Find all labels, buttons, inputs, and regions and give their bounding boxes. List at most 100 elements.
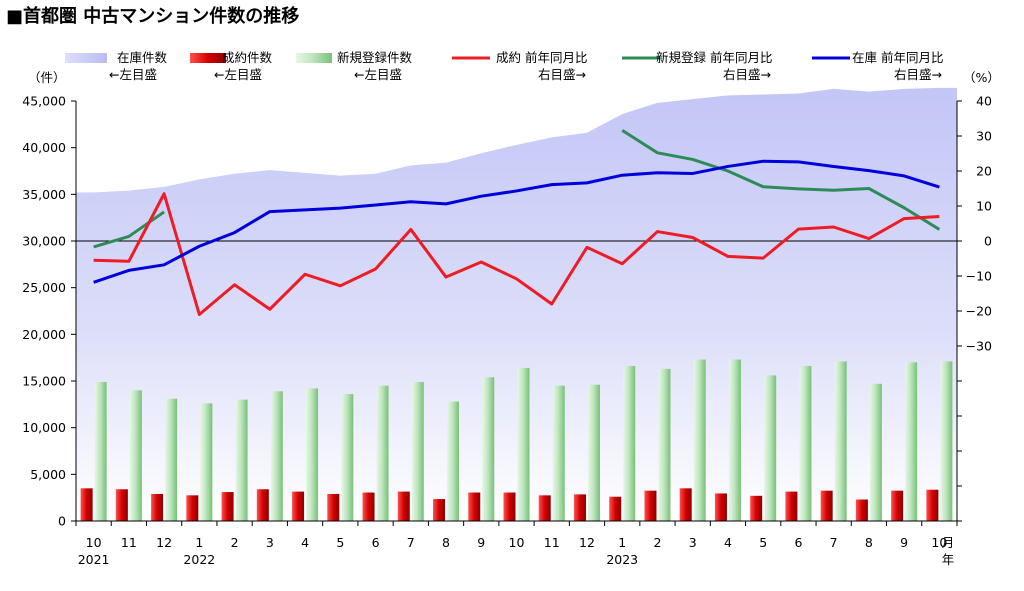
left-tick-label: 30,000 [22,234,66,249]
new-listings-bar [517,367,530,521]
x-year-label: 2023 [606,552,638,567]
left-tick-label: 25,000 [22,280,66,295]
legend-axis-note: 右目盛→ [723,67,771,82]
new-listings-bar [306,388,319,521]
contracts-bar [468,492,481,521]
x-month-label: 11 [121,535,137,550]
left-tick-label: 15,000 [22,374,66,389]
new-listings-bar [799,366,812,521]
new-listings-bar [869,383,882,521]
legend-label: 成約 前年同月比 [496,50,587,65]
x-month-label: 6 [794,535,802,550]
right-tick-label: 30 [976,129,992,144]
contracts-bar [891,490,904,521]
right-tick-label: −10 [966,269,992,284]
contracts-yoy-line [93,192,940,316]
new-listings-bar [905,362,918,521]
new-listings-bar [165,398,178,521]
contracts-bar [573,494,586,521]
x-month-label: 3 [689,535,697,550]
contracts-bar [433,499,446,521]
new-listings-bar [411,381,424,521]
x-month-label: 1 [618,535,626,550]
x-month-label: 10 [86,535,102,550]
legend-swatch-new-listings [296,53,332,63]
inventory-yoy-line [93,159,940,284]
right-tick-label: −30 [966,339,992,354]
contracts-bar [256,489,269,521]
x-month-label: 6 [372,535,380,550]
contracts-bar [397,491,410,521]
contracts-bar [609,496,622,521]
contracts-bar [714,493,727,521]
contracts-bar [503,492,516,521]
left-tick-label: 35,000 [22,187,66,202]
new-listings-bar [552,385,565,521]
x-month-label: 12 [156,535,172,550]
new-listings-bar [341,394,354,521]
x-year-label: 2022 [183,552,215,567]
x-unit-month: 月 [942,535,955,550]
left-tick-label: 20,000 [22,327,66,342]
new-listings-bar [587,384,600,521]
left-tick-label: 45,000 [22,94,66,109]
x-month-label: 9 [900,535,908,550]
legend-label: 在庫 前年同月比 [852,50,943,65]
legend-label: 新規登録 前年同月比 [656,50,772,65]
contracts-bar [186,495,199,521]
new-listings-bar [482,377,495,521]
new-listings-yoy-line [621,129,941,231]
contracts-bar [80,488,93,521]
left-axis-unit: （件） [28,70,66,85]
legend-axis-note: ←左目盛 [214,67,262,82]
x-month-label: 9 [477,535,485,550]
x-month-label: 5 [336,535,344,550]
x-month-label: 7 [830,535,838,550]
x-month-label: 2 [653,535,661,550]
new-listings-bar [764,375,777,521]
left-tick-label: 40,000 [22,140,66,155]
contracts-bar [644,490,657,521]
x-month-label: 10 [931,535,947,550]
legend-axis-note: 右目盛→ [894,67,942,82]
new-listings-bar [623,366,636,521]
chart-title: ■首都圏 中古マンション件数の推移 [6,5,299,27]
x-month-label: 4 [301,535,309,550]
new-listings-bar [658,368,671,521]
x-month-label: 3 [266,535,274,550]
left-tick-label: 0 [58,514,66,529]
x-unit-year: 年 [942,552,955,567]
contracts-bar [115,489,128,521]
legend-label: 成約件数 [222,50,273,65]
right-tick-label: 20 [976,164,992,179]
x-month-label: 8 [865,535,873,550]
legend-axis-note: ←左目盛 [109,67,157,82]
contracts-bar [679,488,692,521]
contracts-bar [327,493,340,521]
contracts-bar [292,491,305,521]
contracts-bar [820,490,833,521]
new-listings-bar [728,359,741,521]
x-month-label: 4 [724,535,732,550]
right-tick-label: −20 [966,304,992,319]
contracts-bar [151,493,164,521]
legend-label: 在庫件数 [117,50,168,65]
x-year-label: 2021 [78,552,110,567]
new-listings-bar [447,401,460,521]
x-month-label: 8 [442,535,450,550]
legend-swatch-contracts [190,53,226,63]
left-tick-label: 5,000 [30,467,66,482]
contracts-bar [750,495,763,521]
x-month-label: 7 [407,535,415,550]
plot-area: 0 5,000 10,000 15,000 20,000 25,000 30,000 35,0… [22,70,1000,567]
right-tick-label: 40 [976,94,992,109]
legend-swatch-inventory [65,53,107,63]
new-listings-bar [376,385,389,521]
x-month-label: 12 [579,535,595,550]
x-month-label: 10 [509,535,525,550]
x-month-label: 5 [759,535,767,550]
legend-axis-note: ←左目盛 [354,67,402,82]
left-tick-label: 10,000 [22,420,66,435]
new-listings-bar [940,361,953,521]
x-month-label: 1 [195,535,203,550]
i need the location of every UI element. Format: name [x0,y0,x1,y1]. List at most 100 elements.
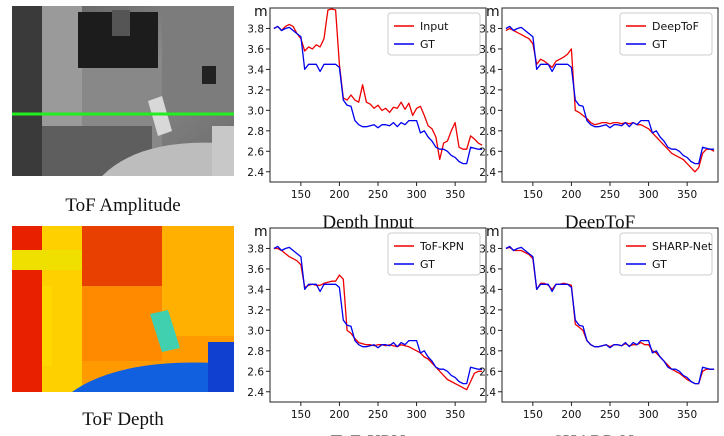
chart-deeptof: m 2.4 2.6 2.8 3.0 3.2 3.4 3.6 3.8 150 200 250 300 350… [479,4,719,233]
svg-text:2.8: 2.8 [479,126,496,138]
svg-text:2.6: 2.6 [247,366,264,378]
svg-text:150: 150 [291,189,311,201]
x-tick: 250 [368,182,388,201]
series-line-gt [273,245,483,385]
svg-text:350: 350 [677,189,697,201]
svg-text:3.8: 3.8 [247,23,264,35]
x-tick: 200 [561,402,581,421]
svg-text:150: 150 [291,409,311,421]
svg-text:3.2: 3.2 [247,85,264,97]
svg-text:2.4: 2.4 [247,387,264,399]
y-tick: 3.6 [479,264,502,276]
svg-text:3.6: 3.6 [247,264,264,276]
svg-text:3.4: 3.4 [479,64,496,76]
chart-sharp-net: m 2.4 2.6 2.8 3.0 3.2 3.4 3.6 3.8 150 200 250 300 350… [479,224,719,436]
svg-text:300: 300 [639,409,659,421]
svg-text:350: 350 [445,409,465,421]
x-tick: 200 [329,182,349,201]
svg-text:3.4: 3.4 [247,64,264,76]
y-tick: 2.8 [479,126,502,138]
series-line-gt [505,245,715,385]
x-tick: 300 [639,182,659,201]
svg-text:SHARP-Net: SHARP-Net [652,240,713,253]
x-tick: 350 [677,402,697,421]
svg-text:350: 350 [677,409,697,421]
x-tick: 300 [407,402,427,421]
caption-tof-amplitude: ToF Amplitude [65,195,181,216]
depth-colormap [12,226,234,392]
y-tick: 3.4 [247,284,270,296]
y-tick: 3.8 [247,23,270,35]
svg-text:2.4: 2.4 [247,167,264,179]
svg-text:300: 300 [639,189,659,201]
series-line-sharp-net [505,246,715,385]
svg-text:300: 300 [407,189,427,201]
y-tick: 2.8 [479,346,502,358]
y-unit-label: m [486,4,500,20]
x-tick: 350 [445,182,465,201]
svg-text:2.8: 2.8 [247,346,264,358]
y-tick: 3.0 [479,105,502,117]
svg-text:3.6: 3.6 [479,264,496,276]
y-tick: 2.6 [479,146,502,158]
y-tick: 3.4 [479,284,502,296]
x-tick: 250 [368,402,388,421]
x-tick: 150 [291,182,311,201]
x-tick: 250 [600,182,620,201]
svg-text:GT: GT [652,258,667,271]
svg-text:2.8: 2.8 [247,126,264,138]
y-tick: 3.4 [479,64,502,76]
y-tick: 2.4 [247,387,270,399]
y-unit-label: m [486,224,500,240]
y-tick: 3.8 [247,243,270,255]
legend: DeepToF GT [619,12,713,56]
y-tick: 2.6 [247,146,270,158]
legend-item: GT [626,258,667,271]
svg-text:250: 250 [600,409,620,421]
y-tick: 3.2 [479,85,502,97]
svg-text:3.6: 3.6 [479,44,496,56]
svg-text:3.0: 3.0 [479,325,496,337]
y-tick: 3.6 [247,44,270,56]
svg-text:3.8: 3.8 [479,23,496,35]
svg-text:150: 150 [523,409,543,421]
x-tick: 350 [445,402,465,421]
y-tick: 2.6 [247,366,270,378]
chart-depth-input: m 2.4 2.6 2.8 3.0 3.2 3.4 3.6 3.8 150 200 250 300 350… [247,4,487,233]
y-tick: 3.2 [247,85,270,97]
chart-tof-kpn: m 2.4 2.6 2.8 3.0 3.2 3.4 3.6 3.8 150 200 250 300 350… [247,224,487,436]
y-tick: 3.4 [247,64,270,76]
svg-text:3.4: 3.4 [479,284,496,296]
y-tick: 3.0 [247,105,270,117]
y-tick: 3.0 [247,325,270,337]
x-tick: 200 [561,182,581,201]
y-tick: 2.4 [247,167,270,179]
x-tick: 300 [639,402,659,421]
tof-depth-image [12,226,234,392]
svg-text:2.4: 2.4 [479,167,496,179]
svg-text:3.2: 3.2 [479,305,496,317]
series-line-deeptof [505,27,715,173]
svg-text:300: 300 [407,409,427,421]
x-tick: 150 [523,402,543,421]
legend-item: SHARP-Net [626,240,713,253]
svg-text:GT: GT [420,258,435,271]
y-tick: 2.4 [479,387,502,399]
series-line-input [273,8,483,161]
svg-text:3.6: 3.6 [247,44,264,56]
legend-item: Input [394,20,449,33]
legend-item: ToF-KPN [394,240,464,253]
svg-text:200: 200 [561,409,581,421]
legend: Input GT [387,12,481,56]
y-tick: 3.6 [247,264,270,276]
y-tick: 3.2 [247,305,270,317]
svg-text:150: 150 [523,189,543,201]
legend-item: DeepToF [626,20,699,33]
svg-text:2.8: 2.8 [479,346,496,358]
svg-text:200: 200 [329,189,349,201]
legend: SHARP-Net GT [619,232,713,276]
tof-amplitude-image [12,6,234,176]
svg-text:Input: Input [420,20,449,33]
y-tick: 3.2 [479,305,502,317]
svg-text:2.4: 2.4 [479,387,496,399]
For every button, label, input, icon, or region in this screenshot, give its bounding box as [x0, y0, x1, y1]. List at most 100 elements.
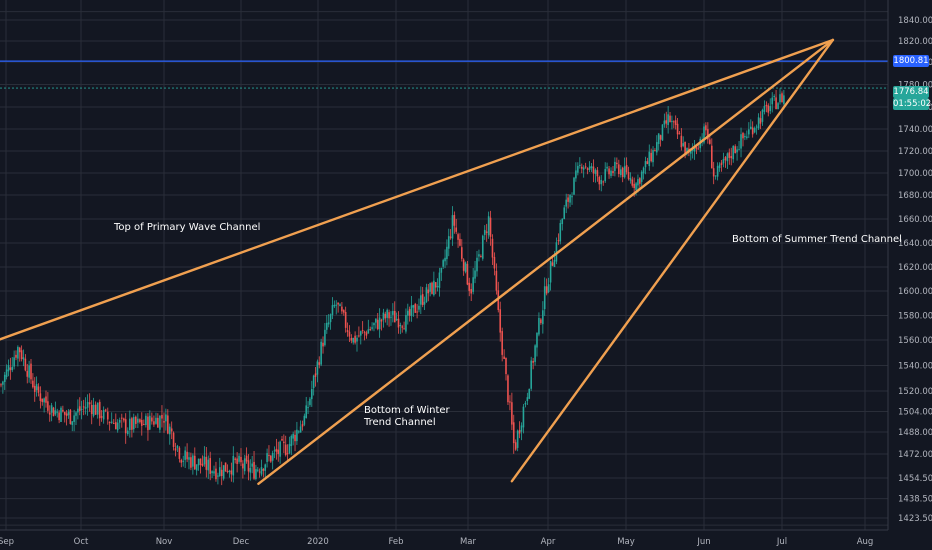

■ Problem: Please update everything in the records from "chart-deeptof: m 2.4" down to "series-line-gt [505,245,715,385]" by replacing "x-tick" with "x-axis-tick", and give only those lines with nothing else changed.

■ Reply:
chart-deeptof: m 2.4 2.6 2.8 3.0 3.2 3.4 3.6 3.8 150 200 250 300 350… [479,4,719,233]
svg-text:2.8: 2.8 [479,126,496,138]
svg-text:2.6: 2.6 [247,366,264,378]
svg-text:150: 150 [291,189,311,201]
x-axis-tick: 250 [368,182,388,201]
series-line-gt [273,245,483,385]
svg-text:350: 350 [677,189,697,201]
svg-text:3.8: 3.8 [247,23,264,35]
x-axis-tick: 200 [561,402,581,421]
svg-text:150: 150 [291,409,311,421]
svg-text:3.2: 3.2 [247,85,264,97]
svg-text:2.4: 2.4 [247,387,264,399]
y-tick: 3.6 [479,264,502,276]
svg-text:3.6: 3.6 [247,264,264,276]
svg-text:3.4: 3.4 [479,64,496,76]
chart-sharp-net: m 2.4 2.6 2.8 3.0 3.2 3.4 3.6 3.8 150 200 250 300 350… [479,224,719,436]
svg-text:300: 300 [639,409,659,421]
svg-text:350: 350 [445,409,465,421]
x-axis-tick: 200 [329,182,349,201]
svg-text:3.4: 3.4 [247,64,264,76]
y-tick: 2.8 [479,126,502,138]
series-line-gt [505,245,715,385]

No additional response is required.